* Data provided
————————

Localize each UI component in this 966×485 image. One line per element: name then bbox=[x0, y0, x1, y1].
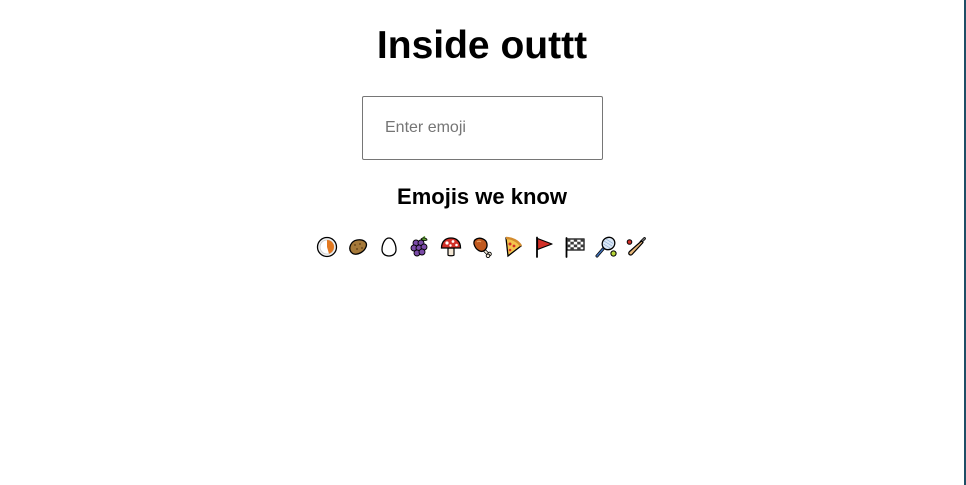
rice-cracker-icon[interactable] bbox=[315, 234, 339, 260]
triangular-flag-icon[interactable] bbox=[532, 234, 556, 260]
tennis-racket-icon[interactable] bbox=[594, 234, 618, 260]
egg-icon[interactable] bbox=[377, 234, 401, 260]
chequered-flag-icon[interactable] bbox=[563, 234, 587, 260]
meat-on-bone-icon[interactable] bbox=[470, 234, 494, 260]
pizza-icon[interactable] bbox=[501, 234, 525, 260]
emojis-known-heading: Emojis we know bbox=[397, 184, 567, 209]
page-title: Inside outtt bbox=[376, 24, 588, 67]
app-page: Inside outtt Emojis we know bbox=[0, 0, 966, 485]
emoji-search-input[interactable] bbox=[362, 96, 603, 160]
emoji-list bbox=[0, 234, 964, 260]
potato-icon[interactable] bbox=[346, 234, 370, 260]
grapes-icon[interactable] bbox=[408, 234, 432, 260]
cricket-bat-icon[interactable] bbox=[625, 234, 649, 260]
mushroom-icon[interactable] bbox=[439, 234, 463, 260]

————————

* Instruction
Copy every line of the records above without changing anything, and leave out the picture.

* Answer for the task
Localize each UI component in this 966×485 image. One line per element: name then bbox=[x0, y0, x1, y1].
rice-cracker-icon[interactable] bbox=[315, 234, 339, 260]
triangular-flag-icon[interactable] bbox=[532, 234, 556, 260]
tennis-racket-icon[interactable] bbox=[594, 234, 618, 260]
egg-icon[interactable] bbox=[377, 234, 401, 260]
chequered-flag-icon[interactable] bbox=[563, 234, 587, 260]
meat-on-bone-icon[interactable] bbox=[470, 234, 494, 260]
pizza-icon[interactable] bbox=[501, 234, 525, 260]
emojis-known-heading: Emojis we know bbox=[397, 184, 567, 209]
page-title: Inside outtt bbox=[376, 24, 588, 67]
app-page: Inside outtt Emojis we know bbox=[0, 0, 966, 485]
emoji-search-input[interactable] bbox=[362, 96, 603, 160]
emoji-list bbox=[0, 234, 964, 260]
potato-icon[interactable] bbox=[346, 234, 370, 260]
grapes-icon[interactable] bbox=[408, 234, 432, 260]
cricket-bat-icon[interactable] bbox=[625, 234, 649, 260]
mushroom-icon[interactable] bbox=[439, 234, 463, 260]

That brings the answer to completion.